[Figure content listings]
[start]

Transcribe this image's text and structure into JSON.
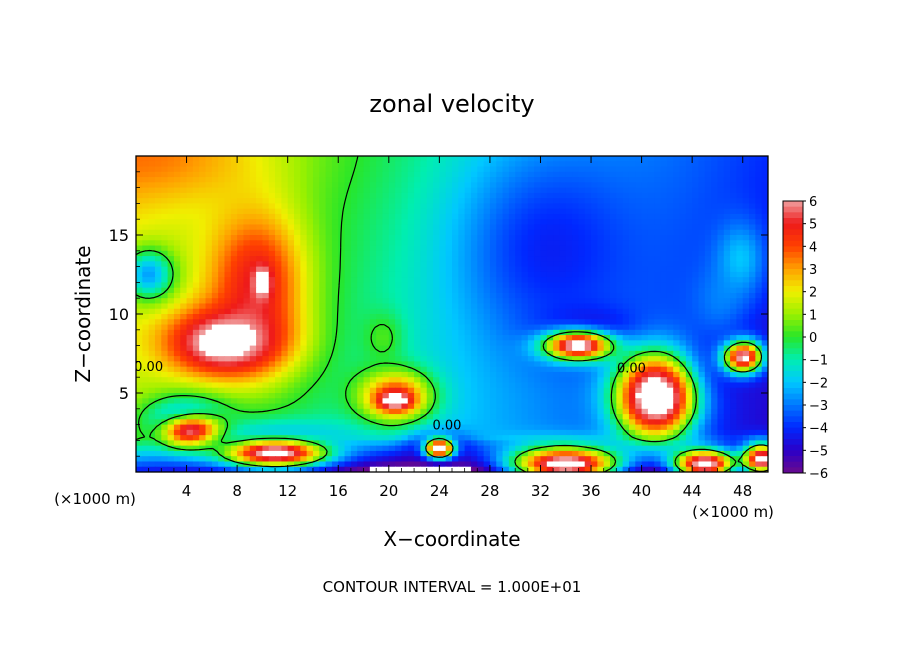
{
  "chart_data": {
    "type": "heatmap",
    "title": "zonal velocity",
    "xlabel": "X−coordinate",
    "ylabel": "Z−coordinate",
    "x_unit_left": "(×1000 m)",
    "x_unit_right": "(×1000 m)",
    "xlim": [
      0,
      50
    ],
    "ylim": [
      0,
      20
    ],
    "x_ticks": [
      "4",
      "8",
      "12",
      "16",
      "20",
      "24",
      "28",
      "32",
      "36",
      "40",
      "44",
      "48"
    ],
    "x_tick_values": [
      4,
      8,
      12,
      16,
      20,
      24,
      28,
      32,
      36,
      40,
      44,
      48
    ],
    "y_ticks": [
      "5",
      "10",
      "15"
    ],
    "y_tick_values": [
      5,
      10,
      15
    ],
    "colorbar": {
      "min": -6,
      "max": 6,
      "ticks": [
        "6",
        "5",
        "4",
        "3",
        "2",
        "1",
        "0",
        "−1",
        "−2",
        "−3",
        "−4",
        "−5",
        "−6"
      ],
      "tick_values": [
        6,
        5,
        4,
        3,
        2,
        1,
        0,
        -1,
        -2,
        -3,
        -4,
        -5,
        -6
      ],
      "stops": [
        {
          "value": -6,
          "color": "#6a0a8c"
        },
        {
          "value": -5,
          "color": "#2a00c8"
        },
        {
          "value": -4,
          "color": "#0028ff"
        },
        {
          "value": -3,
          "color": "#0078ff"
        },
        {
          "value": -2,
          "color": "#00c8ff"
        },
        {
          "value": -1,
          "color": "#00eeb0"
        },
        {
          "value": 0,
          "color": "#28e628"
        },
        {
          "value": 1,
          "color": "#9af000"
        },
        {
          "value": 2,
          "color": "#f0f000"
        },
        {
          "value": 3,
          "color": "#ffa000"
        },
        {
          "value": 4,
          "color": "#ff4000"
        },
        {
          "value": 5,
          "color": "#ee1a1a"
        },
        {
          "value": 6,
          "color": "#f0a0a0"
        }
      ],
      "over_color": "#ffffff",
      "under_color": "#ffffff"
    },
    "contour_labels": [
      {
        "text": "0.00",
        "x": 24.6,
        "z": 2.7
      },
      {
        "text": "0.00",
        "x": 39.2,
        "z": 6.3
      },
      {
        "text": "0.00",
        "x": 1.0,
        "z": 6.4
      }
    ],
    "footnote": "CONTOUR INTERVAL = 1.000E+01",
    "features": [
      {
        "kind": "blob",
        "x": 0,
        "z": 20,
        "rx": 12,
        "rz": 4,
        "value": 3.5
      },
      {
        "kind": "blob",
        "x": 9.5,
        "z": 12,
        "rx": 5,
        "rz": 6,
        "value": 5
      },
      {
        "kind": "blob",
        "x": 7,
        "z": 8.2,
        "rx": 6,
        "rz": 2.8,
        "value": 7
      },
      {
        "kind": "blob",
        "x": 10,
        "z": 12,
        "rx": 0.8,
        "rz": 1.2,
        "value": 7
      },
      {
        "kind": "blob",
        "x": 1,
        "z": 12.5,
        "rx": 2.5,
        "rz": 2,
        "value": -2.5
      },
      {
        "kind": "blob",
        "x": 33,
        "z": 14,
        "rx": 9,
        "rz": 8,
        "value": -4.2
      },
      {
        "kind": "blob",
        "x": 36,
        "z": 8.5,
        "rx": 5,
        "rz": 2,
        "value": -5.5
      },
      {
        "kind": "blob",
        "x": 35,
        "z": 8,
        "rx": 3.5,
        "rz": 1.2,
        "value": 7
      },
      {
        "kind": "blob",
        "x": 20.5,
        "z": 4.8,
        "rx": 3.5,
        "rz": 2,
        "value": 4.5
      },
      {
        "kind": "blob",
        "x": 20.5,
        "z": 4.5,
        "rx": 1.6,
        "rz": 0.7,
        "value": 7
      },
      {
        "kind": "blob",
        "x": 19.5,
        "z": 8.5,
        "rx": 2,
        "rz": 2,
        "value": 0.3
      },
      {
        "kind": "blob",
        "x": 41,
        "z": 4.8,
        "rx": 4,
        "rz": 3.5,
        "value": 5.5
      },
      {
        "kind": "blob",
        "x": 41.2,
        "z": 4.7,
        "rx": 2.8,
        "rz": 2.3,
        "value": 7
      },
      {
        "kind": "blob",
        "x": 48,
        "z": 7.3,
        "rx": 3.5,
        "rz": 2.5,
        "value": -5
      },
      {
        "kind": "blob",
        "x": 48,
        "z": 7.3,
        "rx": 2,
        "rz": 1.3,
        "value": 7
      },
      {
        "kind": "blob",
        "x": 4,
        "z": 2.8,
        "rx": 4,
        "rz": 2,
        "value": -6
      },
      {
        "kind": "blob",
        "x": 4.5,
        "z": 2.5,
        "rx": 3.5,
        "rz": 1.5,
        "value": 7
      },
      {
        "kind": "blob",
        "x": 11,
        "z": 1.3,
        "rx": 7,
        "rz": 1.8,
        "value": -6
      },
      {
        "kind": "blob",
        "x": 11,
        "z": 1.2,
        "rx": 5.5,
        "rz": 1.2,
        "value": 7
      },
      {
        "kind": "blob",
        "x": 24,
        "z": 1.5,
        "rx": 3,
        "rz": 1.2,
        "value": -6
      },
      {
        "kind": "blob",
        "x": 24,
        "z": 1.5,
        "rx": 1.5,
        "rz": 0.8,
        "value": 7
      },
      {
        "kind": "blob",
        "x": 34,
        "z": 0.5,
        "rx": 6,
        "rz": 1.5,
        "value": 7
      },
      {
        "kind": "blob",
        "x": 45,
        "z": 0.5,
        "rx": 3.5,
        "rz": 1.3,
        "value": 7
      },
      {
        "kind": "blob",
        "x": 49.5,
        "z": 0.8,
        "rx": 2,
        "rz": 1.3,
        "value": 7
      },
      {
        "kind": "blob",
        "x": 46,
        "z": 10.8,
        "rx": 3,
        "rz": 3,
        "value": -3
      },
      {
        "kind": "blob",
        "x": 47.8,
        "z": 13.5,
        "rx": 2.5,
        "rz": 3,
        "value": -2
      }
    ]
  }
}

[end]

◆ **YOUR TASK**
Copy each line from the data above that includes "coordinate".

◆ **FINAL ANSWER**
    "xlabel": "X−coordinate",
    "ylabel": "Z−coordinate",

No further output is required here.